(Recorded data)
^^^^
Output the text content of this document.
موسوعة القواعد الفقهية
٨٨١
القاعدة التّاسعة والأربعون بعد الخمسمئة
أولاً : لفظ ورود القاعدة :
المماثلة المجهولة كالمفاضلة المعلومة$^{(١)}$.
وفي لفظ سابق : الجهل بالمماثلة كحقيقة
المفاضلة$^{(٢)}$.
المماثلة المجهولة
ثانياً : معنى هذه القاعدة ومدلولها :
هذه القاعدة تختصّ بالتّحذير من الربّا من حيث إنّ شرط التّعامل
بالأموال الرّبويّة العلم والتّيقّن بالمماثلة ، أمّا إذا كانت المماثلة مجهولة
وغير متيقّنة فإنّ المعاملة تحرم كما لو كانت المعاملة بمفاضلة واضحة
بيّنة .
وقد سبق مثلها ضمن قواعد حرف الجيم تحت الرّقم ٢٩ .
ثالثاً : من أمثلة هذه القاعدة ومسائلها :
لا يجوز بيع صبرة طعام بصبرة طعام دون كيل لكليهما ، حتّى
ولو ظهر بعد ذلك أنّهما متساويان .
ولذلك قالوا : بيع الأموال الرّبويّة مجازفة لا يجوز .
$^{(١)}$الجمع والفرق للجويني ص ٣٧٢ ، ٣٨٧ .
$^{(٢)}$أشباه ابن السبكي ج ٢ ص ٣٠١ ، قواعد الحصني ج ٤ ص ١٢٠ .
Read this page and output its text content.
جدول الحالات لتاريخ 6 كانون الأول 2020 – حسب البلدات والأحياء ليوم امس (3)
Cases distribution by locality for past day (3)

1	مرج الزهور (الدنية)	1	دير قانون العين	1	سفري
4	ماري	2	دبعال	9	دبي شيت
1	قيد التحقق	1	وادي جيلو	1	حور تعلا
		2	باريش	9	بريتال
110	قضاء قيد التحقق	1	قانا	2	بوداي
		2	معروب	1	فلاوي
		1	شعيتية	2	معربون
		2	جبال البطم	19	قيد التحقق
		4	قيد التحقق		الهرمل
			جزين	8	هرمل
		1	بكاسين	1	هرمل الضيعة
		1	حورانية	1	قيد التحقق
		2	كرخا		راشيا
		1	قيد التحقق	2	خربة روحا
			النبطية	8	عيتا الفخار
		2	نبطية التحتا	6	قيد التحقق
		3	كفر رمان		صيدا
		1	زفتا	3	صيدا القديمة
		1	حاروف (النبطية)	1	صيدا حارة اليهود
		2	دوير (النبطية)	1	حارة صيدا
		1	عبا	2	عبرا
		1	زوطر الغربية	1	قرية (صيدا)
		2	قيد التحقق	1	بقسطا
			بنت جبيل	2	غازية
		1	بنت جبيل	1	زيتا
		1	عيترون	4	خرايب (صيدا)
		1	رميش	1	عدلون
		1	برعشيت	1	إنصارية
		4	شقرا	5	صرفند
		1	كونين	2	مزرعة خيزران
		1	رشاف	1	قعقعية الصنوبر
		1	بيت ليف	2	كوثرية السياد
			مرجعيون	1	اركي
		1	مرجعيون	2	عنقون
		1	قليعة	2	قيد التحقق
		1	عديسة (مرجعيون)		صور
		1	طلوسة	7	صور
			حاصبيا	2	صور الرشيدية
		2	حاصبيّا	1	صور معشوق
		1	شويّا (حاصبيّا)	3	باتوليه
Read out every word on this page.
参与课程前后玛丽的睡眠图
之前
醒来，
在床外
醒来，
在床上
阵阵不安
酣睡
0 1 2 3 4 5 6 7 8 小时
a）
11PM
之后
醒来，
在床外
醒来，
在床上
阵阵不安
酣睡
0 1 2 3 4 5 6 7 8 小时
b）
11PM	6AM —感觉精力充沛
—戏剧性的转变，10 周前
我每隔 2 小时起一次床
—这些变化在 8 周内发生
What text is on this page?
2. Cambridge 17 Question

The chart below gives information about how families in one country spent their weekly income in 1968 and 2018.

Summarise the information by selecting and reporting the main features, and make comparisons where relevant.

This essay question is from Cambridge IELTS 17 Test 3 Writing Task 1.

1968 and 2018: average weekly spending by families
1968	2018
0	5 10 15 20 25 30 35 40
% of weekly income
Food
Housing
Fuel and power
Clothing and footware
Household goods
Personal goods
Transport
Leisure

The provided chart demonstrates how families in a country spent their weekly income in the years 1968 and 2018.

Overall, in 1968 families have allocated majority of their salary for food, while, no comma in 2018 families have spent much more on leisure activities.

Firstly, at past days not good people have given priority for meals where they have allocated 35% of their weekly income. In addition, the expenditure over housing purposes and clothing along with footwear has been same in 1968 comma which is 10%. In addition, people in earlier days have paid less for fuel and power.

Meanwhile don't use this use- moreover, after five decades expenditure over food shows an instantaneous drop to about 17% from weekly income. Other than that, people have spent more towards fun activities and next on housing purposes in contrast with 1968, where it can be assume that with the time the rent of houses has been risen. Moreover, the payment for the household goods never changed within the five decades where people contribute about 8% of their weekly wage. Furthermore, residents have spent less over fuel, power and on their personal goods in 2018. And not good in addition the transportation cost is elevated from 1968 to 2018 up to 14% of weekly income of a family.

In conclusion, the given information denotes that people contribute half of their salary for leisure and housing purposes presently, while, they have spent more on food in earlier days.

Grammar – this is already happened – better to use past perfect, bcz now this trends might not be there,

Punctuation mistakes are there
^^^^
Take the listing above and set it down exactly.

Output the text content of this document.
موسوعة القواعد الفقهية
٨٨١
القاعدة التّاسعة والأربعون بعد الخمسمئة
أولاً : لفظ ورود القاعدة :
المماثلة المجهولة كالمفاضلة المعلومة$^{(١)}$.
وفي لفظ سابق : الجهل بالمماثلة كحقيقة
المفاضلة$^{(٢)}$.
المماثلة المجهولة
ثانياً : معنى هذه القاعدة ومدلولها :
هذه القاعدة تختصّ بالتّحذير من الربّا من حيث إنّ شرط التّعامل
بالأموال الرّبويّة العلم والتّيقّن بالمماثلة ، أمّا إذا كانت المماثلة مجهولة
وغير متيقّنة فإنّ المعاملة تحرم كما لو كانت المعاملة بمفاضلة واضحة
بيّنة .
وقد سبق مثلها ضمن قواعد حرف الجيم تحت الرّقم ٢٩ .
ثالثاً : من أمثلة هذه القاعدة ومسائلها :
لا يجوز بيع صبرة طعام بصبرة طعام دون كيل لكليهما ، حتّى
ولو ظهر بعد ذلك أنّهما متساويان .
ولذلك قالوا : بيع الأموال الرّبويّة مجازفة لا يجوز .
$^{(١)}$الجمع والفرق للجويني ص ٣٧٢ ، ٣٨٧ .
$^{(٢)}$أشباه ابن السبكي ج ٢ ص ٣٠١ ، قواعد الحصني ج ٤ ص ١٢٠ .
Read this page and output its text content.
جدول الحالات لتاريخ 6 كانون الأول 2020 – حسب البلدات والأحياء ليوم امس (3)
Cases distribution by locality for past day (3)

1	مرج الزهور (الدنية)	1	دير قانون العين	1	سفري
4	ماري	2	دبعال	9	دبي شيت
1	قيد التحقق	1	وادي جيلو	1	حور تعلا
		2	باريش	9	بريتال
110	قضاء قيد التحقق	1	قانا	2	بوداي
		2	معروب	1	فلاوي
		1	شعيتية	2	معربون
		2	جبال البطم	19	قيد التحقق
		4	قيد التحقق		الهرمل
			جزين	8	هرمل
		1	بكاسين	1	هرمل الضيعة
		1	حورانية	1	قيد التحقق
		2	كرخا		راشيا
		1	قيد التحقق	2	خربة روحا
			النبطية	8	عيتا الفخار
		2	نبطية التحتا	6	قيد التحقق
		3	كفر رمان		صيدا
		1	زفتا	3	صيدا القديمة
		1	حاروف (النبطية)	1	صيدا حارة اليهود
		2	دوير (النبطية)	1	حارة صيدا
		1	عبا	2	عبرا
		1	زوطر الغربية	1	قرية (صيدا)
		2	قيد التحقق	1	بقسطا
			بنت جبيل	2	غازية
		1	بنت جبيل	1	زيتا
		1	عيترون	4	خرايب (صيدا)
		1	رميش	1	عدلون
		1	برعشيت	1	إنصارية
		4	شقرا	5	صرفند
		1	كونين	2	مزرعة خيزران
		1	رشاف	1	قعقعية الصنوبر
		1	بيت ليف	2	كوثرية السياد
			مرجعيون	1	اركي
		1	مرجعيون	2	عنقون
		1	قليعة	2	قيد التحقق
		1	عديسة (مرجعيون)		صور
		1	طلوسة	7	صور
			حاصبيا	2	صور الرشيدية
		2	حاصبيّا	1	صور معشوق
		1	شويّا (حاصبيّا)	3	باتوليه
Read out every word on this page.
参与课程前后玛丽的睡眠图
之前
醒来，
在床外
醒来，
在床上
阵阵不安
酣睡
0 1 2 3 4 5 6 7 8 小时
a）
11PM
之后
醒来，
在床外
醒来，
在床上
阵阵不安
酣睡
0 1 2 3 4 5 6 7 8 小时
b）
11PM	6AM —感觉精力充沛
—戏剧性的转变，10 周前
我每隔 2 小时起一次床
—这些变化在 8 周内发生
What text is on this page?
2. Cambridge 17 Question

The chart below gives information about how families in one country spent their weekly income in 1968 and 2018.

Summarise the information by selecting and reporting the main features, and make comparisons where relevant.

This essay question is from Cambridge IELTS 17 Test 3 Writing Task 1.

1968 and 2018: average weekly spending by families
1968	2018
0	5 10 15 20 25 30 35 40
% of weekly income
Food
Housing
Fuel and power
Clothing and footware
Household goods
Personal goods
Transport
Leisure

The provided chart demonstrates how families in a country spent their weekly income in the years 1968 and 2018.

Overall, in 1968 families have allocated majority of their salary for food, while, no comma in 2018 families have spent much more on leisure activities.

Firstly, at past days not good people have given priority for meals where they have allocated 35% of their weekly income. In addition, the expenditure over housing purposes and clothing along with footwear has been same in 1968 comma which is 10%. In addition, people in earlier days have paid less for fuel and power.

Meanwhile don't use this use- moreover, after five decades expenditure over food shows an instantaneous drop to about 17% from weekly income. Other than that, people have spent more towards fun activities and next on housing purposes in contrast with 1968, where it can be assume that with the time the rent of houses has been risen. Moreover, the payment for the household goods never changed within the five decades where people contribute about 8% of their weekly wage. Furthermore, residents have spent less over fuel, power and on their personal goods in 2018. And not good in addition the transportation cost is elevated from 1968 to 2018 up to 14% of weekly income of a family.

In conclusion, the given information denotes that people contribute half of their salary for leisure and housing purposes presently, while, they have spent more on food in earlier days.

Grammar – this is already happened – better to use past perfect, bcz now this trends might not be there,

Punctuation mistakes are there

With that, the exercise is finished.